→ What you should do: Where a line below holds the string "name", copy that line.

═══ Task inputs

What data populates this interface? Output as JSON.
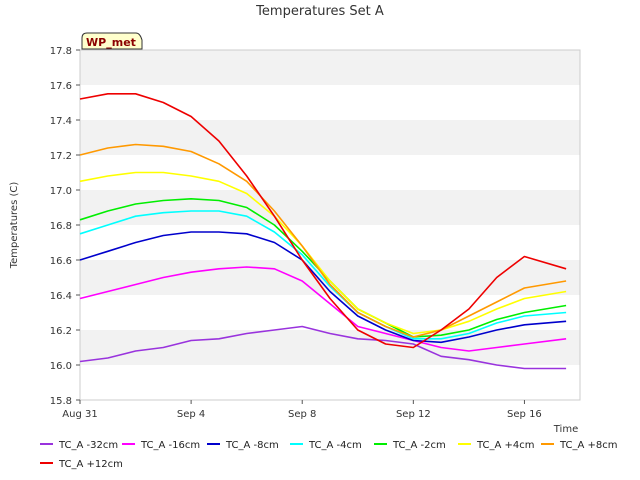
{
  "chart_data": {
    "type": "line",
    "title": "Temperatures Set A",
    "xlabel": "Time",
    "ylabel": "Temperatures (C)",
    "badge": "WP_met",
    "ylim": [
      15.8,
      17.8
    ],
    "yticks": [
      "15.8",
      "16.0",
      "16.2",
      "16.4",
      "16.6",
      "16.8",
      "17.0",
      "17.2",
      "17.4",
      "17.6",
      "17.8"
    ],
    "xlim": [
      "2022-08-31",
      "2022-09-18"
    ],
    "xticks": [
      {
        "date": "2022-08-31",
        "label": "Aug 31"
      },
      {
        "date": "2022-09-04",
        "label": "Sep 4"
      },
      {
        "date": "2022-09-08",
        "label": "Sep 8"
      },
      {
        "date": "2022-09-12",
        "label": "Sep 12"
      },
      {
        "date": "2022-09-16",
        "label": "Sep 16"
      }
    ],
    "grid": "horizontal bands",
    "legend_position": "bottom",
    "x": [
      "2022-08-31",
      "2022-09-01",
      "2022-09-02",
      "2022-09-03",
      "2022-09-04",
      "2022-09-05",
      "2022-09-06",
      "2022-09-07",
      "2022-09-08",
      "2022-09-09",
      "2022-09-10",
      "2022-09-11",
      "2022-09-12",
      "2022-09-13",
      "2022-09-14",
      "2022-09-15",
      "2022-09-16",
      "2022-09-17"
    ],
    "series": [
      {
        "name": "TC_A -32cm",
        "color": "#9933dd",
        "values": [
          16.02,
          16.04,
          16.08,
          16.1,
          16.14,
          16.15,
          16.18,
          16.2,
          16.22,
          16.18,
          16.15,
          16.14,
          16.12,
          16.05,
          16.03,
          16.0,
          15.98,
          15.98
        ]
      },
      {
        "name": "TC_A -16cm",
        "color": "#ff00ff",
        "values": [
          16.38,
          16.42,
          16.46,
          16.5,
          16.53,
          16.55,
          16.56,
          16.55,
          16.48,
          16.35,
          16.22,
          16.18,
          16.14,
          16.1,
          16.08,
          16.1,
          16.12,
          16.15
        ]
      },
      {
        "name": "TC_A -8cm",
        "color": "#0000cc",
        "values": [
          16.6,
          16.65,
          16.7,
          16.74,
          16.76,
          16.76,
          16.75,
          16.7,
          16.6,
          16.42,
          16.28,
          16.2,
          16.14,
          16.13,
          16.16,
          16.2,
          16.23,
          16.25
        ]
      },
      {
        "name": "TC_A -4cm",
        "color": "#00ffff",
        "values": [
          16.75,
          16.8,
          16.85,
          16.87,
          16.88,
          16.88,
          16.85,
          16.76,
          16.63,
          16.45,
          16.3,
          16.22,
          16.15,
          16.15,
          16.18,
          16.24,
          16.28,
          16.3
        ]
      },
      {
        "name": "TC_A -2cm",
        "color": "#00ee00",
        "values": [
          16.83,
          16.88,
          16.92,
          16.94,
          16.95,
          16.94,
          16.9,
          16.8,
          16.65,
          16.48,
          16.32,
          16.24,
          16.16,
          16.17,
          16.2,
          16.26,
          16.3,
          16.34
        ]
      },
      {
        "name": "TC_A +4cm",
        "color": "#ffff00",
        "values": [
          17.05,
          17.08,
          17.1,
          17.1,
          17.08,
          17.05,
          16.98,
          16.85,
          16.68,
          16.48,
          16.32,
          16.24,
          16.18,
          16.2,
          16.25,
          16.32,
          16.38,
          16.42
        ]
      },
      {
        "name": "TC_A +8cm",
        "color": "#ff9900",
        "values": [
          17.2,
          17.24,
          17.26,
          17.25,
          17.22,
          17.15,
          17.05,
          16.88,
          16.68,
          16.46,
          16.3,
          16.22,
          16.16,
          16.2,
          16.28,
          16.36,
          16.44,
          16.48
        ]
      },
      {
        "name": "TC_A +12cm",
        "color": "#ee0000",
        "values": [
          17.52,
          17.55,
          17.55,
          17.5,
          17.42,
          17.28,
          17.08,
          16.85,
          16.6,
          16.38,
          16.2,
          16.12,
          16.1,
          16.2,
          16.32,
          16.5,
          16.62,
          16.55
        ]
      }
    ]
  }
}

══════

→ Output below:
        "name": "TC_A -32cm",
        "name": "TC_A -16cm",
        "name": "TC_A -8cm",
        "name": "TC_A -4cm",
        "name": "TC_A -2cm",
        "name": "TC_A +4cm",
        "name": "TC_A +8cm",
        "name": "TC_A +12cm",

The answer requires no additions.